Give the number of lines holding the string "увидим", and nothing else.

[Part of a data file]

========

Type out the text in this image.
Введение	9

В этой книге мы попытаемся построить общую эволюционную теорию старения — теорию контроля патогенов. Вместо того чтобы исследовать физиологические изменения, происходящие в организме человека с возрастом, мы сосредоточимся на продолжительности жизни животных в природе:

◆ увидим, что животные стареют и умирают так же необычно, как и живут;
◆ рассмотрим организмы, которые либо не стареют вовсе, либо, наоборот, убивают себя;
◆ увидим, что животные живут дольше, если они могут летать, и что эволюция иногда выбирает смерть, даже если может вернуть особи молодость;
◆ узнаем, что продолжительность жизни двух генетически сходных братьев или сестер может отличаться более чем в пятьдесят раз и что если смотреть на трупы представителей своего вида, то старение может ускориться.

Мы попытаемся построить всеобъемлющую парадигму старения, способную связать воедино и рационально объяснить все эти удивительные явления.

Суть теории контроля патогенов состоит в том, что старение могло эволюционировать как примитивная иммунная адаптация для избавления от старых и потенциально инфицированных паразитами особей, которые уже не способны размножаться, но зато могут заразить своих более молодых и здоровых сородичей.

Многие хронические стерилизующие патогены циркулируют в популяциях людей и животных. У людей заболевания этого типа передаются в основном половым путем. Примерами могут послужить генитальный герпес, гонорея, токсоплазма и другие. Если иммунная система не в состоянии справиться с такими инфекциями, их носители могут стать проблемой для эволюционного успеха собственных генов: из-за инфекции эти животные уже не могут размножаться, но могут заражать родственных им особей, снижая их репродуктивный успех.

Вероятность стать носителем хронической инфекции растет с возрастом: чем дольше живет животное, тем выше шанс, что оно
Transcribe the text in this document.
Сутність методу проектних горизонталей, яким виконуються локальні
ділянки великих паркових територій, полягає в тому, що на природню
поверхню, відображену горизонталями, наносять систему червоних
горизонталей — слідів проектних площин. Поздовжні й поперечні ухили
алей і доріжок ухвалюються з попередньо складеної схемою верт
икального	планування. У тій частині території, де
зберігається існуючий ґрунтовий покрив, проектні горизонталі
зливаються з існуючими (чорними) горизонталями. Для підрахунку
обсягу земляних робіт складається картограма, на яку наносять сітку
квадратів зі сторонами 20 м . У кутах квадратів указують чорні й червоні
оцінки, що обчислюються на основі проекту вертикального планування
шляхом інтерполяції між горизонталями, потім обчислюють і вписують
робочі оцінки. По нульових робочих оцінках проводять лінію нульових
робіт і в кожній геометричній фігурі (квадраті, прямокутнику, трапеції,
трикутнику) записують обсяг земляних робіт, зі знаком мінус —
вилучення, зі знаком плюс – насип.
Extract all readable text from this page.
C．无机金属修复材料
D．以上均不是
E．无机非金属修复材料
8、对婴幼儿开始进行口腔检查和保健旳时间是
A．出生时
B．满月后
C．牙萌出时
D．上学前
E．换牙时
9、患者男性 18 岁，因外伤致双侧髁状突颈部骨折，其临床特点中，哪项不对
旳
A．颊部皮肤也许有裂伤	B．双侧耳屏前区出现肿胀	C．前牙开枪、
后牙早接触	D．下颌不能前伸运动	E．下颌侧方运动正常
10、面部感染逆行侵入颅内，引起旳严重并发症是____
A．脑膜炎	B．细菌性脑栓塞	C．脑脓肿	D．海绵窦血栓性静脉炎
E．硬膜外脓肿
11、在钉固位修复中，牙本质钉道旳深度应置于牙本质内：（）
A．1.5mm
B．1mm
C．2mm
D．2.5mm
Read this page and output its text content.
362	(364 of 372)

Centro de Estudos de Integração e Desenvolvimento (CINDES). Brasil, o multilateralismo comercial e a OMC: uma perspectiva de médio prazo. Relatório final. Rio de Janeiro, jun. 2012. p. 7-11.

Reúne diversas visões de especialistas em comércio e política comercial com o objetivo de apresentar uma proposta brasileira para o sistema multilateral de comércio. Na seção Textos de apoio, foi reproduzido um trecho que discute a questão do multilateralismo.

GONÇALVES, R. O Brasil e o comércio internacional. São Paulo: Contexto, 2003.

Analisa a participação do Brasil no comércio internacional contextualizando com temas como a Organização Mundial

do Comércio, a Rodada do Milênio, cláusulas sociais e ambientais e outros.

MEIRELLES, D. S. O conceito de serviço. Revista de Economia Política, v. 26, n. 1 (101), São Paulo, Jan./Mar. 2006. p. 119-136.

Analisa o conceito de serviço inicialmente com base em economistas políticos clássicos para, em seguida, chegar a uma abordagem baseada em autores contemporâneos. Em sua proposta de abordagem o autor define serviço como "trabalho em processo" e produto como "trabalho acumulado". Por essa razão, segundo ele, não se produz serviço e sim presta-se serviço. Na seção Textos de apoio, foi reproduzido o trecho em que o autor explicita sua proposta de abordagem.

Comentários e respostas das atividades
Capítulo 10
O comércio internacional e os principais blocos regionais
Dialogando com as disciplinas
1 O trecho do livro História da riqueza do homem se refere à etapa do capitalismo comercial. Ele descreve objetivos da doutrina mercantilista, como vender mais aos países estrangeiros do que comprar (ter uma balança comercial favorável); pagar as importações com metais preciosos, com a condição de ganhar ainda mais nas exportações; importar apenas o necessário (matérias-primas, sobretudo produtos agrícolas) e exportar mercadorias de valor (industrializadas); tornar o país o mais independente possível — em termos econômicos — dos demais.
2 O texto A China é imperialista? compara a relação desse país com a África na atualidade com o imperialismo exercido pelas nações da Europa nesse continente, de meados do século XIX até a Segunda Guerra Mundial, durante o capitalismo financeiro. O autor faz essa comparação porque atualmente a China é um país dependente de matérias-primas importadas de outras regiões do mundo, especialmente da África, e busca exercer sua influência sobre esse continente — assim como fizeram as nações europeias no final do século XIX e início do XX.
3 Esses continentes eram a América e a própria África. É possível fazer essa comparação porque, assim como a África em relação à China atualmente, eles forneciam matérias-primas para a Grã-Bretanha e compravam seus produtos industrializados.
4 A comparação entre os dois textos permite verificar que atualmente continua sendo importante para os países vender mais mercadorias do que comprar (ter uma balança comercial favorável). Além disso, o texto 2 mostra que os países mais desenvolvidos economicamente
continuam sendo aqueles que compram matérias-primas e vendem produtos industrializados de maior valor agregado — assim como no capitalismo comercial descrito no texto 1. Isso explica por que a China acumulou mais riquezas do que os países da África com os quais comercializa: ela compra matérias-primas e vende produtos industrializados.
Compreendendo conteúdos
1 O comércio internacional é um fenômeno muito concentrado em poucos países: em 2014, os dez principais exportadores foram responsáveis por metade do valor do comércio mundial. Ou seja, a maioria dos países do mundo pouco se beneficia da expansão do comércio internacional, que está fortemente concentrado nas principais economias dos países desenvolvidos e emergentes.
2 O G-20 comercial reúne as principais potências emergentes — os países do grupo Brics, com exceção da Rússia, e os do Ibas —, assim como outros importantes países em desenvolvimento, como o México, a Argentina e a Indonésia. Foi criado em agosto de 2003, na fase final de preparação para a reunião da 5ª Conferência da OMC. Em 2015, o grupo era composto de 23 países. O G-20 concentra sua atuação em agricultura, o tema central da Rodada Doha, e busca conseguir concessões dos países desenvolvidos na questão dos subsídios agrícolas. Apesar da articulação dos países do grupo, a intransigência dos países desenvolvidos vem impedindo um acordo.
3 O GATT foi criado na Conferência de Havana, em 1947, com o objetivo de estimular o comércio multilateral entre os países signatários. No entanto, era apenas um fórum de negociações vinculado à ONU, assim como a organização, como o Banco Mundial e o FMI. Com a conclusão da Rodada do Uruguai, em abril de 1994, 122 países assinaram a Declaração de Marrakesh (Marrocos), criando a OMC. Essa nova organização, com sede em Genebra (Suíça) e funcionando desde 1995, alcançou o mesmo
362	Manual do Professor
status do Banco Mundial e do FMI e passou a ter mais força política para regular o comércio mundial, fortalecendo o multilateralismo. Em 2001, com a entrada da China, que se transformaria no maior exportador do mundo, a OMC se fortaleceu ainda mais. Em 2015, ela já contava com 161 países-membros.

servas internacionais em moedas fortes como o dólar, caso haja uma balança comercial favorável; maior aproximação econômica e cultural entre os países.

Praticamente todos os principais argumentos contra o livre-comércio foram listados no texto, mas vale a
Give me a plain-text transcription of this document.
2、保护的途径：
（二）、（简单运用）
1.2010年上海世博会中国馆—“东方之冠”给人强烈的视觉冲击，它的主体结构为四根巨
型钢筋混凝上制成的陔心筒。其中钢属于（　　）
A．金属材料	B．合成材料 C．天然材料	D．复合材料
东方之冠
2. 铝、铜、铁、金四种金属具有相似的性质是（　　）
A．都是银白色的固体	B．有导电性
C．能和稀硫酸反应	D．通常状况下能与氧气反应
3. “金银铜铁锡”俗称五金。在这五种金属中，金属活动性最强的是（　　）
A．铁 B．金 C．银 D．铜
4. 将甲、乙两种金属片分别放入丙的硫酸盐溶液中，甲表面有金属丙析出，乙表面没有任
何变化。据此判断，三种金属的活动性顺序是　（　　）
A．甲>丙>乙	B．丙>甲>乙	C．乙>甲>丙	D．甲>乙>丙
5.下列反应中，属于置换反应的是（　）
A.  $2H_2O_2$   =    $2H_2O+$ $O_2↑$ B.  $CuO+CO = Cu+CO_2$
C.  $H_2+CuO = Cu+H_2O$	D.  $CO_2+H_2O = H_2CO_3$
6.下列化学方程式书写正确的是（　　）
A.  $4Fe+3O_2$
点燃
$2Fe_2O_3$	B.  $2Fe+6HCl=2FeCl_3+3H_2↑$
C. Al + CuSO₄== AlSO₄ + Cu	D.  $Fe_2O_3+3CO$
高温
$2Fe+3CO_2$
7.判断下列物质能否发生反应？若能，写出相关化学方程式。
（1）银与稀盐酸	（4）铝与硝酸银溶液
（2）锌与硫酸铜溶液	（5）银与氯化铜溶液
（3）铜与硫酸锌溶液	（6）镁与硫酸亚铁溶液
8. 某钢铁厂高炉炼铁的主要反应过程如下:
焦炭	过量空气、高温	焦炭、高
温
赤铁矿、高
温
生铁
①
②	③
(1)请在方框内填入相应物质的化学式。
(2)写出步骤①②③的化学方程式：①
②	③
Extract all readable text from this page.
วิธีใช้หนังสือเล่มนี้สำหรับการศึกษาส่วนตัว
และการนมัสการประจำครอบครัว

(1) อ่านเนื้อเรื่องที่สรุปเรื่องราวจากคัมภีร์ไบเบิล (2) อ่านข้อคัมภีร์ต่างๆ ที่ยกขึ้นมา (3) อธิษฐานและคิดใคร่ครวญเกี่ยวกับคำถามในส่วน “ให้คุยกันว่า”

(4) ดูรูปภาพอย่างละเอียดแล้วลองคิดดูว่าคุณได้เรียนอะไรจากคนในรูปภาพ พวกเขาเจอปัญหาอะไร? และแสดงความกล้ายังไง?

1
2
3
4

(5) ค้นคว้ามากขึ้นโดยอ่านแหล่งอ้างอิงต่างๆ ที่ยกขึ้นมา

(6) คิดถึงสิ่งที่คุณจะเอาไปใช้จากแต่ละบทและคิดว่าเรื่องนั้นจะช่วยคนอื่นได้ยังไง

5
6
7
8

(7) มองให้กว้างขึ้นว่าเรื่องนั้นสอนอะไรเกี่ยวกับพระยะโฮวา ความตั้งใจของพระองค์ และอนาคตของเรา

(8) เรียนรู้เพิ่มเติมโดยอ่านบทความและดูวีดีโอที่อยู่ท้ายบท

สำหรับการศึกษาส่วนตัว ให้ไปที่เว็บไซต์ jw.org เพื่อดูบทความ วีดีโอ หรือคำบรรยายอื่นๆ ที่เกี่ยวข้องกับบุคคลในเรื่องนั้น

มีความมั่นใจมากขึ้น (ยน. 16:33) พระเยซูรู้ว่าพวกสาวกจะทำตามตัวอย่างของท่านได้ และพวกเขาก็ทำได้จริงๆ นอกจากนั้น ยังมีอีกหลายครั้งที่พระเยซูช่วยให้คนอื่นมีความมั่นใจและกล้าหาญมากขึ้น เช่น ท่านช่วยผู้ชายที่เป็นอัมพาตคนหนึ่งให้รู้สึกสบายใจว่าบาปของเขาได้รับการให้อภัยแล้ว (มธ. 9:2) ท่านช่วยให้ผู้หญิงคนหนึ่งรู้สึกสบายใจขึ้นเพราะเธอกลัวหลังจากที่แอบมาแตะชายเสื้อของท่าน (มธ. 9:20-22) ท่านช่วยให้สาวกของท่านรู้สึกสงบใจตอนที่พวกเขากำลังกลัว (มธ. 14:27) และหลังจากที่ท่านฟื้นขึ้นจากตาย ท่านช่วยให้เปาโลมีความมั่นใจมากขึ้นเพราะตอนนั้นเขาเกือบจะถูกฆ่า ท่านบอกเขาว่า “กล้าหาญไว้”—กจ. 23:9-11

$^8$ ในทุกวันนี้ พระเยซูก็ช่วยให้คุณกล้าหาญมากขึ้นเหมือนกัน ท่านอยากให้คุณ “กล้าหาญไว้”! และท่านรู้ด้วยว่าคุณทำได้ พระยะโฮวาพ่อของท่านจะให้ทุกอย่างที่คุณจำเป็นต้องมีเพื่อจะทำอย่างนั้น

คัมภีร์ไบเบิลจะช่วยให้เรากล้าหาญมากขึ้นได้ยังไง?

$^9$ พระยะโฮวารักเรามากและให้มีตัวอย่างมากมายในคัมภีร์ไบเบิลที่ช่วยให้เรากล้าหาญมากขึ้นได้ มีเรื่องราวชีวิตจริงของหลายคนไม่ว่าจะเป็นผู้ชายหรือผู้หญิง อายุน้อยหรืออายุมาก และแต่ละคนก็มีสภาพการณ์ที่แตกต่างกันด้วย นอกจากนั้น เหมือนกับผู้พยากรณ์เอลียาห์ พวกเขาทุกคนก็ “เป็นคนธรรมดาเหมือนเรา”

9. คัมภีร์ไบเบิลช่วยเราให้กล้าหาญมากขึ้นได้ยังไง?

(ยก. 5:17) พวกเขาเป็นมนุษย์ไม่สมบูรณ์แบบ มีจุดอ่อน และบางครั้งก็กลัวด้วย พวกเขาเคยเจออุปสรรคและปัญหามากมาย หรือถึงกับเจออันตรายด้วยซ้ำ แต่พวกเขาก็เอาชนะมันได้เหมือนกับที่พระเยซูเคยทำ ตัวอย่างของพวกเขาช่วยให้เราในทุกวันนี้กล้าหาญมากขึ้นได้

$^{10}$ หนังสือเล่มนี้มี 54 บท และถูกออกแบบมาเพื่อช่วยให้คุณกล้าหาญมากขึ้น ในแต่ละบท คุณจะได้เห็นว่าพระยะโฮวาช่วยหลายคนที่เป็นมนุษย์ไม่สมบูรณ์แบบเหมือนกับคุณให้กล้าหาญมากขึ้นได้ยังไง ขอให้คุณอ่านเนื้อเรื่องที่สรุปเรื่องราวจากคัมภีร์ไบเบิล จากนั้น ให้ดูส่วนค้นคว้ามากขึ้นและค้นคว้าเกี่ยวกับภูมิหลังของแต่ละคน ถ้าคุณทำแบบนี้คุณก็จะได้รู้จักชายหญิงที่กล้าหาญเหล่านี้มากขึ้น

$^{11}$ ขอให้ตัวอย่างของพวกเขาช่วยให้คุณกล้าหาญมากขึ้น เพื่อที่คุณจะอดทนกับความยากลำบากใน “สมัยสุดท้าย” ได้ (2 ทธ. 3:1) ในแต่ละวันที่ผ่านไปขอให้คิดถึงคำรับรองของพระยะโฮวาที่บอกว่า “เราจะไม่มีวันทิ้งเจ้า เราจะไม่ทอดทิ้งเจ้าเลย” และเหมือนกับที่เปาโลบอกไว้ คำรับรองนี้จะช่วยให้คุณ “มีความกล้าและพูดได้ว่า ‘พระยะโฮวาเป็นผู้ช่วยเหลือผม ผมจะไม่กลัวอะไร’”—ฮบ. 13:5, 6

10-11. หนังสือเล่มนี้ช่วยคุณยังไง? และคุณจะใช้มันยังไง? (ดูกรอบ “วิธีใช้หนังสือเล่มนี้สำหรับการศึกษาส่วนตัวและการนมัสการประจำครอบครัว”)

========

» **Result of the exercise**: 2